### Stated task
Search the records below for the word "screenshot" and show every line where it occurs.

start Given records

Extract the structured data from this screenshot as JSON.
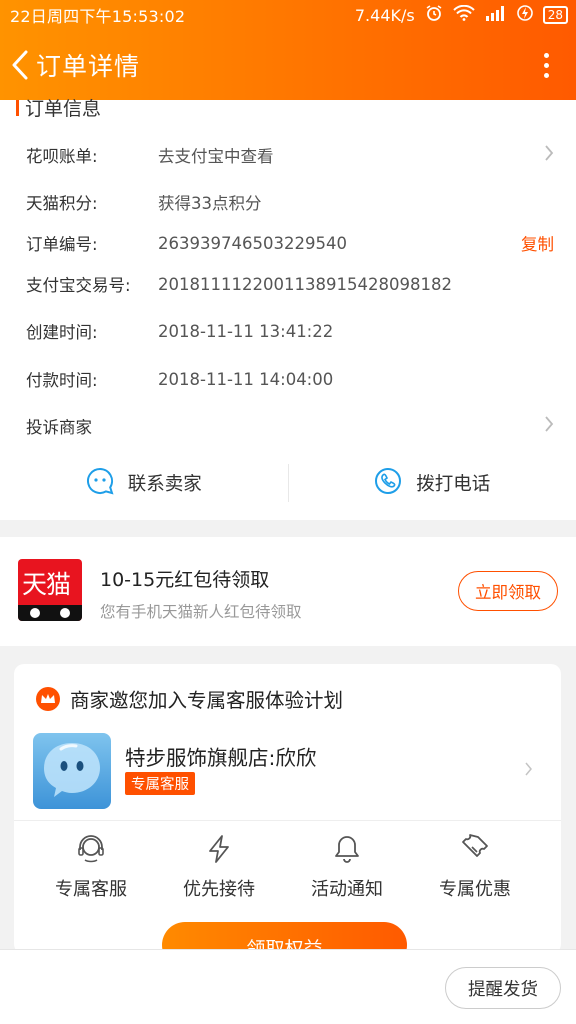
{
  "status_bar": {
    "datetime": "22日周四下午15:53:02",
    "network_speed": "7.44K/s",
    "battery": "28",
    "icons": [
      "alarm-icon",
      "wifi-icon",
      "signal-icon",
      "charging-icon",
      "battery-icon"
    ]
  },
  "header": {
    "title": "订单详情"
  },
  "order_info": {
    "section_title": "订单信息",
    "rows": [
      {
        "label": "花呗账单:",
        "value": "去支付宝中查看",
        "has_arrow": true
      },
      {
        "label": "天猫积分:",
        "value": "获得33点积分"
      },
      {
        "label": "订单编号:",
        "value": "263939746503229540",
        "action": "复制"
      },
      {
        "label": "支付宝交易号:",
        "value": "2018111122001138915428098182"
      },
      {
        "label": "创建时间:",
        "value": "2018-11-11 13:41:22"
      },
      {
        "label": "付款时间:",
        "value": "2018-11-11 14:04:00"
      },
      {
        "label": "投诉商家",
        "value": "",
        "has_arrow": true
      }
    ],
    "contact_seller": "联系卖家",
    "call_phone": "拨打电话"
  },
  "coupon": {
    "logo_text": "天猫",
    "title": "10-15元红包待领取",
    "subtitle": "您有手机天猫新人红包待领取",
    "button": "立即领取"
  },
  "service": {
    "header": "商家邀您加入专属客服体验计划",
    "store_name": "特步服饰旗舰店:欣欣",
    "badge": "专属客服",
    "benefits": [
      {
        "label": "专属客服",
        "icon": "headset-icon"
      },
      {
        "label": "优先接待",
        "icon": "lightning-icon"
      },
      {
        "label": "活动通知",
        "icon": "bell-icon"
      },
      {
        "label": "专属优惠",
        "icon": "ticket-icon"
      }
    ],
    "button": "领取权益"
  },
  "bottom": {
    "remind_button": "提醒发货"
  },
  "colors": {
    "accent": "#ff5000",
    "header_start": "#ff9300",
    "header_end": "#ff5a00",
    "contact_icon": "#1e9ee8"
  }
}
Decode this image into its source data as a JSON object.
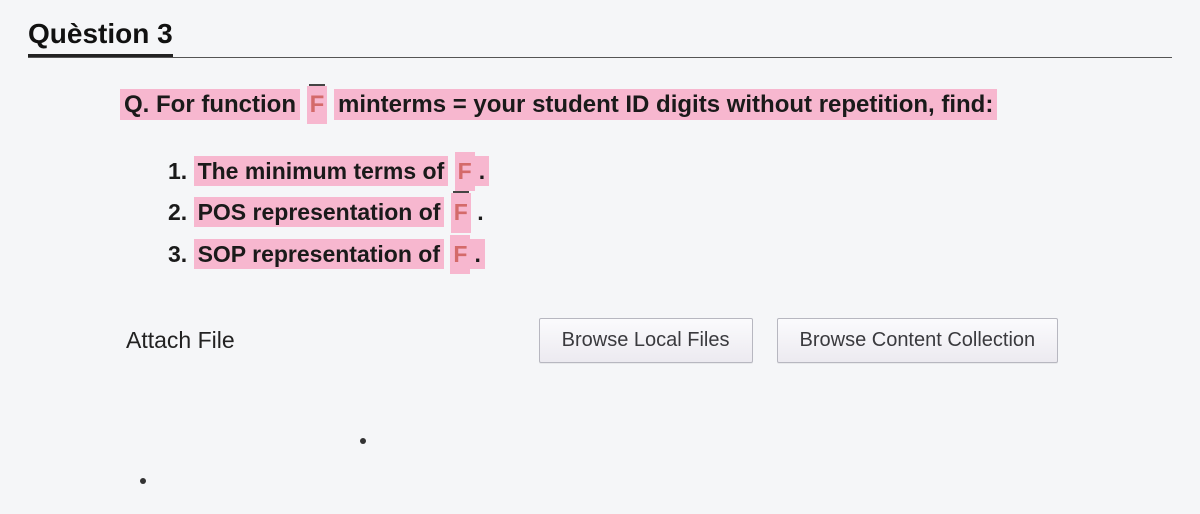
{
  "header": {
    "title": "Quèstion 3"
  },
  "prompt": {
    "prefix": "Q. For function",
    "f_symbol": "F",
    "mid": "minterms = your student ID digits without repetition, find:"
  },
  "list": {
    "items": [
      {
        "num": "1.",
        "text": "The minimum terms of",
        "f": "F",
        "tail": "."
      },
      {
        "num": "2.",
        "text": "POS representation of",
        "f": "F",
        "tail": " ."
      },
      {
        "num": "3.",
        "text": "SOP representation of",
        "f": "F",
        "tail": "."
      }
    ]
  },
  "attach": {
    "label": "Attach File",
    "browse_local": "Browse Local Files",
    "browse_collection": "Browse Content Collection"
  }
}
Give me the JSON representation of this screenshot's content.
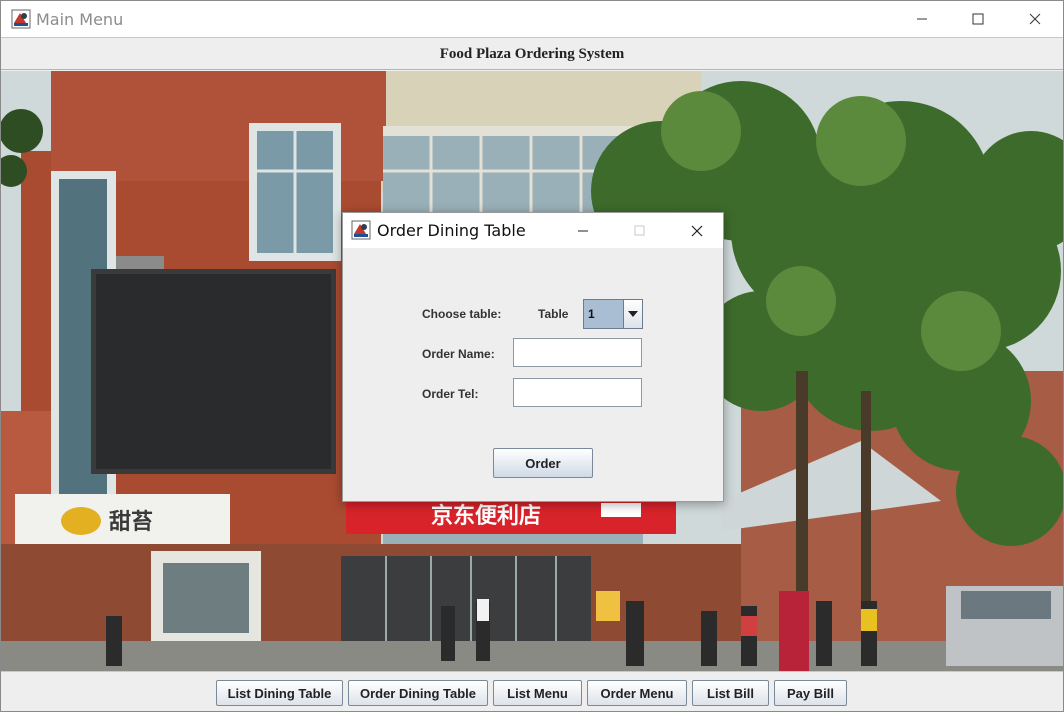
{
  "window": {
    "title": "Main Menu",
    "icon": "java-app-icon"
  },
  "header": {
    "title": "Food Plaza Ordering System"
  },
  "background": {
    "description_icon": "building-photo",
    "shop_sign_text": "甜苔",
    "store_sign_text": "京东便利店",
    "colors": {
      "sky": "#dde3e3",
      "brick": "#a04a30",
      "trees": "#3e6b2c",
      "red_banner": "#d8232a"
    }
  },
  "dialog": {
    "title": "Order Dining Table",
    "choose_table_label": "Choose table:",
    "table_label": "Table",
    "table_selected": "1",
    "order_name_label": "Order Name:",
    "order_name_value": "",
    "order_tel_label": "Order Tel:",
    "order_tel_value": "",
    "order_button": "Order"
  },
  "footer": {
    "buttons": [
      {
        "label": "List Dining Table"
      },
      {
        "label": "Order Dining Table"
      },
      {
        "label": "List Menu"
      },
      {
        "label": "Order Menu"
      },
      {
        "label": "List Bill"
      },
      {
        "label": "Pay Bill"
      }
    ]
  }
}
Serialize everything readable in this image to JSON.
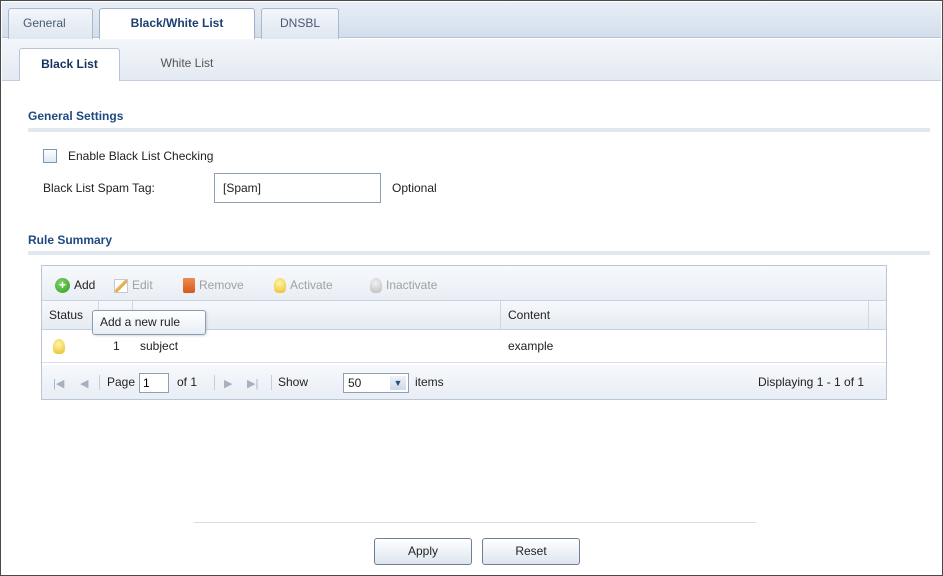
{
  "top_tabs": [
    "General",
    "Black/White List",
    "DNSBL"
  ],
  "sub_tabs": [
    "Black List",
    "White List"
  ],
  "general_settings": {
    "title": "General Settings",
    "enable_checkbox_label": "Enable Black List Checking",
    "spam_tag_label": "Black List Spam Tag:",
    "spam_tag_value": "[Spam]",
    "optional_note": "Optional"
  },
  "rule_summary": {
    "title": "Rule Summary",
    "toolbar": {
      "add": "Add",
      "edit": "Edit",
      "remove": "Remove",
      "activate": "Activate",
      "inactivate": "Inactivate"
    },
    "tooltip": "Add a new rule",
    "columns": [
      "Status",
      "",
      "",
      "Content"
    ],
    "rows": [
      {
        "index": "1",
        "type": "subject",
        "content": "example",
        "status_icon": "bulb-on-icon"
      }
    ],
    "pager": {
      "page_label": "Page",
      "page_value": "1",
      "of_label": "of 1",
      "show_label": "Show",
      "show_value": "50",
      "items_label": "items",
      "displaying": "Displaying 1 - 1 of 1"
    }
  },
  "buttons": {
    "apply": "Apply",
    "reset": "Reset"
  },
  "colors": {
    "accent_title": "#1f4a80",
    "tab_bar": "#d3deec"
  }
}
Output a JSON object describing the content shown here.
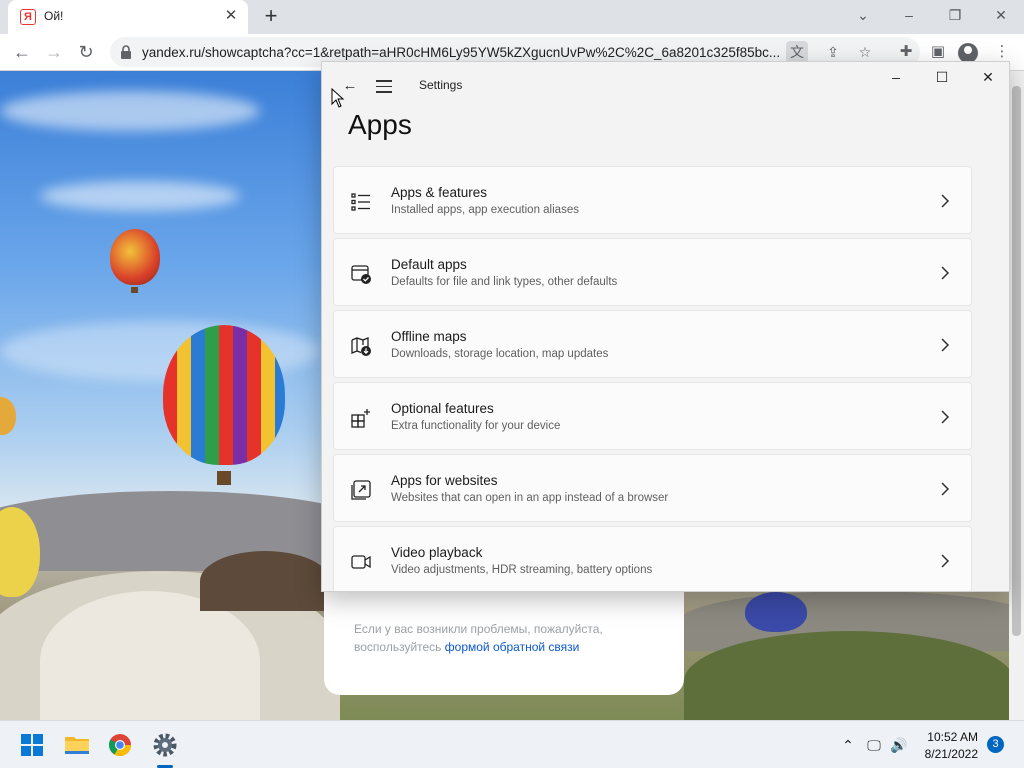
{
  "browser": {
    "tab_title": "Ой!",
    "favicon_letter": "Я",
    "url": "yandex.ru/showcaptcha?cc=1&retpath=aHR0cHM6Ly95YW5kZXgucnUvPw%2C%2C_6a8201c325f85bc...",
    "icons": [
      "back-arrow-icon",
      "forward-arrow-icon",
      "reload-icon",
      "lock-icon",
      "translate-icon",
      "share-icon",
      "star-icon",
      "extensions-icon",
      "side-panel-icon",
      "profile-icon",
      "kebab-menu-icon"
    ]
  },
  "captcha_page": {
    "message": "Если у вас возникли проблемы, пожалуйста, воспользуйтесь",
    "link_text": "формой обратной связи"
  },
  "settings": {
    "app_title": "Settings",
    "heading": "Apps",
    "items": [
      {
        "title": "Apps & features",
        "subtitle": "Installed apps, app execution aliases",
        "icon": "apps-list-icon"
      },
      {
        "title": "Default apps",
        "subtitle": "Defaults for file and link types, other defaults",
        "icon": "default-apps-icon"
      },
      {
        "title": "Offline maps",
        "subtitle": "Downloads, storage location, map updates",
        "icon": "map-icon"
      },
      {
        "title": "Optional features",
        "subtitle": "Extra functionality for your device",
        "icon": "optional-features-icon"
      },
      {
        "title": "Apps for websites",
        "subtitle": "Websites that can open in an app instead of a browser",
        "icon": "open-in-app-icon"
      },
      {
        "title": "Video playback",
        "subtitle": "Video adjustments, HDR streaming, battery options",
        "icon": "video-camera-icon"
      }
    ]
  },
  "taskbar": {
    "time": "10:52 AM",
    "date": "8/21/2022",
    "notification_count": "3",
    "apps": [
      "windows-start-icon",
      "file-explorer-icon",
      "chrome-icon",
      "settings-gear-icon"
    ]
  },
  "colors": {
    "accent": "#0067c0",
    "link": "#0b57d0",
    "settings_bg": "#f3f3f3"
  }
}
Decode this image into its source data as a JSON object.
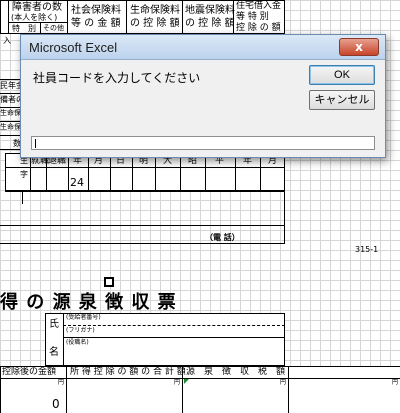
{
  "dialog": {
    "title": "Microsoft Excel",
    "close_label": "x",
    "prompt": "社員コードを入力してください",
    "ok_label": "OK",
    "cancel_label": "キャンセル",
    "input_value": ""
  },
  "sheet": {
    "hdr_disabled": "障害者の数",
    "hdr_disabled_sub": "(本人を除く)",
    "hdr_special": "特　別",
    "hdr_other": "その他",
    "hdr_social_a": "社会保険料",
    "hdr_social_b": "等 の 金 額",
    "hdr_life_a": "生命保険料",
    "hdr_life_b": "の 控 除 額",
    "hdr_quake_a": "地震保険料",
    "hdr_quake_b": "の 控 除 額",
    "hdr_housing_a": "住宅借入金",
    "hdr_housing_b": "等 特 別",
    "hdr_housing_c": "控 除 の 額",
    "left_row1": "民年金",
    "left_row2": "備者の",
    "left_row3": "生命保",
    "left_row4": "生命保",
    "left_cut1": "入",
    "left_cut2": "数",
    "left_birth": "生",
    "left_ji": "字",
    "col_shusho": "就職",
    "col_taishoku": "退職",
    "col_nen": "年",
    "col_tsuki": "月",
    "col_hi": "日",
    "col_meiji": "明",
    "col_taisho": "大",
    "col_showa": "昭",
    "col_heisei": "平",
    "col_nen2": "年",
    "col_tsuki2": "月",
    "value_24": "24",
    "phone_label": "（電 話）",
    "form_no": "315-1",
    "big_title": "得 の 源 泉 徴 収 票",
    "label_shi": "氏",
    "label_mei": "名",
    "addr_small": "(受給者番号)",
    "kana_small": "(フリガナ)",
    "position_small": "(役職名)",
    "bottom_h1": "控除後の金額",
    "bottom_h2": "所 得 控 除 の 額 の 合 計 額",
    "bottom_h3": "源　泉　徴　収　税　額",
    "yen1": "円",
    "yen2": "円",
    "yen3": "円",
    "yen4": "円",
    "zero_value": "0"
  }
}
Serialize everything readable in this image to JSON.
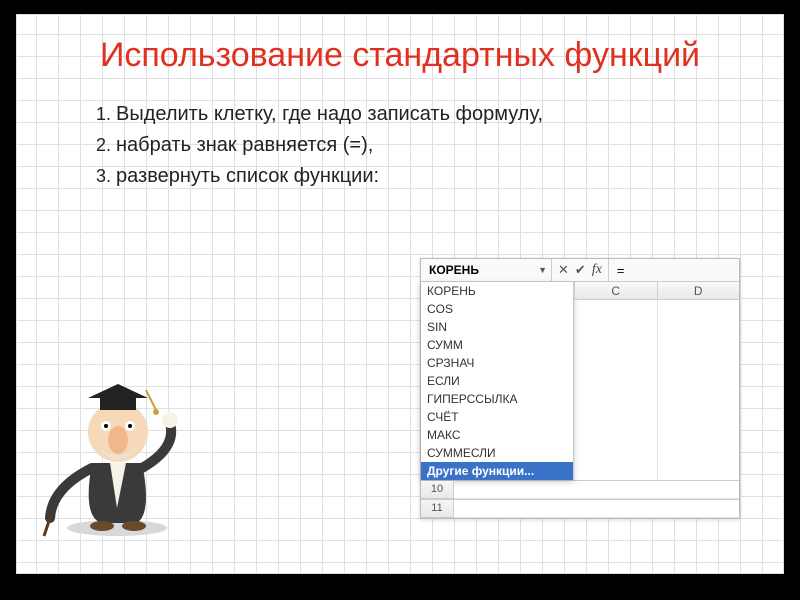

end Given records

### Answer to the exercise
Extract the structured data from this screenshot as JSON.
Give me the JSON representation of this screenshot's content.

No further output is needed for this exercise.